— Exercise details —
Give the lines from the start of the records through the line containing "- open-change-label: −527.07", inclusive, as a Markdown table with the columns Row and Text. Leave out blank lines.

— Dataset extract —

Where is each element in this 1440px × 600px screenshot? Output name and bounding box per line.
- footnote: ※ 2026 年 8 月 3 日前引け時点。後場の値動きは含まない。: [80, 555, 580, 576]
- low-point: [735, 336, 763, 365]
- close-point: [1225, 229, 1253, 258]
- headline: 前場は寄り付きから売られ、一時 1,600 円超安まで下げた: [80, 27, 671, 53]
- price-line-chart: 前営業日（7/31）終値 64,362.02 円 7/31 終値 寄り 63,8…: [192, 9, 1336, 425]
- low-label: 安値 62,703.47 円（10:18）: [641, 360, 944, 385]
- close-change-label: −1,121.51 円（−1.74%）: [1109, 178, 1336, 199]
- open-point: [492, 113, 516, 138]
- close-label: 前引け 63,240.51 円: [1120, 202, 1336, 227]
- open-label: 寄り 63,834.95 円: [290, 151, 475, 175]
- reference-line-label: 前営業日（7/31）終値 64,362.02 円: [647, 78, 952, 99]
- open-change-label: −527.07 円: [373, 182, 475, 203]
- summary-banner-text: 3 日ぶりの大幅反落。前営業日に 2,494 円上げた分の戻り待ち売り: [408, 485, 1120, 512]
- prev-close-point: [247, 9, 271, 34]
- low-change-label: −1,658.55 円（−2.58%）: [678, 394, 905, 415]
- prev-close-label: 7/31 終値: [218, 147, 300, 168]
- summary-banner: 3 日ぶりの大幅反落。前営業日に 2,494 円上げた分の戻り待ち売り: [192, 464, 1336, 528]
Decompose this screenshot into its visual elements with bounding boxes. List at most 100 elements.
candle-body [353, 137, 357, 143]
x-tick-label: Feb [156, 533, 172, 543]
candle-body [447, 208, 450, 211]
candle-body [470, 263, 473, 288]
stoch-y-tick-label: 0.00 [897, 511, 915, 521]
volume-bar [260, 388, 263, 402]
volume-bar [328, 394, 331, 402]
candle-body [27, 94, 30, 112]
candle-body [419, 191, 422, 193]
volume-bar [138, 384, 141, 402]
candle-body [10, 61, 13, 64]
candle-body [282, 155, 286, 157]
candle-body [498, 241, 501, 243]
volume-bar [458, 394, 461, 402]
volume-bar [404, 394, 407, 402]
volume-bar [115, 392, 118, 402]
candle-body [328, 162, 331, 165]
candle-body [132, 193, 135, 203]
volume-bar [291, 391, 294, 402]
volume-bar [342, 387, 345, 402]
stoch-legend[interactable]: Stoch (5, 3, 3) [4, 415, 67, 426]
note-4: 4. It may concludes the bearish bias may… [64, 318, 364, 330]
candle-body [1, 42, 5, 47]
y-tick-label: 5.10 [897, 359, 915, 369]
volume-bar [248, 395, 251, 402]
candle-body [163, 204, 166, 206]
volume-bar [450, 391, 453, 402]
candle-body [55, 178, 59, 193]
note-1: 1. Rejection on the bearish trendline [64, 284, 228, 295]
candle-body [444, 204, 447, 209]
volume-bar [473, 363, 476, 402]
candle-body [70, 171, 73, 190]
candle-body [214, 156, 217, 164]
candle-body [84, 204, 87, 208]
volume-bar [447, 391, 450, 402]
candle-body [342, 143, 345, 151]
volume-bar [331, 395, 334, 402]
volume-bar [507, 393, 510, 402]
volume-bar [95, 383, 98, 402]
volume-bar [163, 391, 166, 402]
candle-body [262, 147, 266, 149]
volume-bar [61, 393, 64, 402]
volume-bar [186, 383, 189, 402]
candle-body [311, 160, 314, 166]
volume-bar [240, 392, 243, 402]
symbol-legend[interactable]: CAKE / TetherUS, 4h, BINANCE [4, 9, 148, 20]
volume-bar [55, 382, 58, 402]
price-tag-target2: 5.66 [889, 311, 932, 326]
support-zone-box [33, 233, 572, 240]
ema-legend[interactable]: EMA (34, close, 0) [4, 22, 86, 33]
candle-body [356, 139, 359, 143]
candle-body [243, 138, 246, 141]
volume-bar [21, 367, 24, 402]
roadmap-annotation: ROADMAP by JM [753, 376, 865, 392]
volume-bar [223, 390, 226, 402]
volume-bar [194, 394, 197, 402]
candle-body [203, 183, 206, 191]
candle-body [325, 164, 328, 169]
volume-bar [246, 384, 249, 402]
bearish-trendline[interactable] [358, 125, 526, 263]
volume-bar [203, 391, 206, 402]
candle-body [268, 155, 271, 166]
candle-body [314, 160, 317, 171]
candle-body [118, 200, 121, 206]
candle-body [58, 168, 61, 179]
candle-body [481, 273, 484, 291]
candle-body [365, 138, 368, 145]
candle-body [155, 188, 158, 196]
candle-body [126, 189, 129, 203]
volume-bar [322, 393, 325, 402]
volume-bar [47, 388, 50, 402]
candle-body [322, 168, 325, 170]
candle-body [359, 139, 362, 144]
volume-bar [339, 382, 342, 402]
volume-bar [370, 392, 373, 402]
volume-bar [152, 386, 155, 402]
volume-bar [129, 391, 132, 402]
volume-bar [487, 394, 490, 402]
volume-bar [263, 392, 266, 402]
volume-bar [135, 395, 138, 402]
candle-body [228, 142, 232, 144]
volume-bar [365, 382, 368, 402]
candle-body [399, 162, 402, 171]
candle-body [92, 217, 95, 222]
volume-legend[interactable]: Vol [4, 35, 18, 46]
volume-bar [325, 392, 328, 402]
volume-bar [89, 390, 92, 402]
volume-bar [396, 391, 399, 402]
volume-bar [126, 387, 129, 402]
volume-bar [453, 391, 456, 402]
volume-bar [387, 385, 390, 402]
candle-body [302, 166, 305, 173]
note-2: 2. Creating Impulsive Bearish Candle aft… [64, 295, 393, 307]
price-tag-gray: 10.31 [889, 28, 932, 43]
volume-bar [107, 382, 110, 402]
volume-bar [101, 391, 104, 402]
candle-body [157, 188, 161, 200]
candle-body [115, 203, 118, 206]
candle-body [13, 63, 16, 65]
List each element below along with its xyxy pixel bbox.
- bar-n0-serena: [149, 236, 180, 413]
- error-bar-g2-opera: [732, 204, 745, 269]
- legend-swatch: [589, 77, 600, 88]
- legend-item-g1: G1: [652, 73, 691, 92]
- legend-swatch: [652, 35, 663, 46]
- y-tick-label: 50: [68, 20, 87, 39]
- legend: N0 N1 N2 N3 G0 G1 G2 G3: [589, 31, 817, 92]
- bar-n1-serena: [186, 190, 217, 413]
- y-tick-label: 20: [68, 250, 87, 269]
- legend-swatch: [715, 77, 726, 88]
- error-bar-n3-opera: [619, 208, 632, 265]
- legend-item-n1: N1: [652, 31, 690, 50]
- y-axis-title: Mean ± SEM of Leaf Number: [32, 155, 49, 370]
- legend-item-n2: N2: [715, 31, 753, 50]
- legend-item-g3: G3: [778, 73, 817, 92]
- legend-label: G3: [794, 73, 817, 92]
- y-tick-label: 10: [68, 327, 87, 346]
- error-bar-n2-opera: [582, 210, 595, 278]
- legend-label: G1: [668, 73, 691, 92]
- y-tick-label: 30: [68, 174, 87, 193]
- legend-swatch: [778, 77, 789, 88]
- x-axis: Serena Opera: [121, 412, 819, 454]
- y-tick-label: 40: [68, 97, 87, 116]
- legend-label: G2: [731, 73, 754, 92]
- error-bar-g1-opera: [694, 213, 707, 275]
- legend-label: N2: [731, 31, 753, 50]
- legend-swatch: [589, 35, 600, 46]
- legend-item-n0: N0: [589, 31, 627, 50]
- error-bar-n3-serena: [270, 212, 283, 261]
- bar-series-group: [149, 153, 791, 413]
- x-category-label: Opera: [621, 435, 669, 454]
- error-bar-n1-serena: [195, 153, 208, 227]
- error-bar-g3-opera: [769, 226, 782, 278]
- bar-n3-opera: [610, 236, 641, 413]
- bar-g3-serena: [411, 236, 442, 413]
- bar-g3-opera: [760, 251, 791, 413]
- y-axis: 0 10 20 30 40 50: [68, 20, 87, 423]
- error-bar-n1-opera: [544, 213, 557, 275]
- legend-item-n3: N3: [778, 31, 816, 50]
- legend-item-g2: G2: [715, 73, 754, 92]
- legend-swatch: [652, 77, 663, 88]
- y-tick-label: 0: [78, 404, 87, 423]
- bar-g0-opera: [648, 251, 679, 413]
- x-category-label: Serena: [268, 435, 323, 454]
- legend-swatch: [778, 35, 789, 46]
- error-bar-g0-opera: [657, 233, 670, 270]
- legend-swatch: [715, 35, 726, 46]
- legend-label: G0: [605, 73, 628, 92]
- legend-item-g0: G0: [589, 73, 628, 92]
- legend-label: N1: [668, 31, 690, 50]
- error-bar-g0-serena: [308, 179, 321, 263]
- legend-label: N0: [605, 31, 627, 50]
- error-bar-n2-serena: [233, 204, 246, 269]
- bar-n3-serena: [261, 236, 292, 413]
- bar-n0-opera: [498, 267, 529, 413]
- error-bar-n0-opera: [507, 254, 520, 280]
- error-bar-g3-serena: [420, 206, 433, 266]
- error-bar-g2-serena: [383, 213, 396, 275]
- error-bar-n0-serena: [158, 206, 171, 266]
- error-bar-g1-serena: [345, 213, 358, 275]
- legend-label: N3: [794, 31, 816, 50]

— Task response —
| Row | Text |
|---|---|
| 1 | Where is each element in this 1440px × 600px screenshot? Output name and bounding box per line. |
| 2 | - footnote: ※ 2026 年 8 月 3 日前引け時点。後場の値動きは含まない。: [80, 555, 580, 576] |
| 3 | - low-point: [735, 336, 763, 365] |
| 4 | - close-point: [1225, 229, 1253, 258] |
| 5 | - headline: 前場は寄り付きから売られ、一時 1,600 円超安まで下げた: [80, 27, 671, 53] |
| 6 | - price-line-chart: 前営業日（7/31）終値 64,362.02 円 7/31 終値 寄り 63,8…: [192, 9, 1336, 425] |
| 7 | - low-label: 安値 62,703.47 円（10:18）: [641, 360, 944, 385] |
| 8 | - close-change-label: −1,121.51 円（−1.74%）: [1109, 178, 1336, 199] |
| 9 | - open-point: [492, 113, 516, 138] |
| 10 | - close-label: 前引け 63,240.51 円: [1120, 202, 1336, 227] |
| 11 | - open-label: 寄り 63,834.95 円: [290, 151, 475, 175] |
| 12 | - reference-line-label: 前営業日（7/31）終値 64,362.02 円: [647, 78, 952, 99] |
| 13 | - open-change-label: −527.07 円: [373, 182, 475, 203] |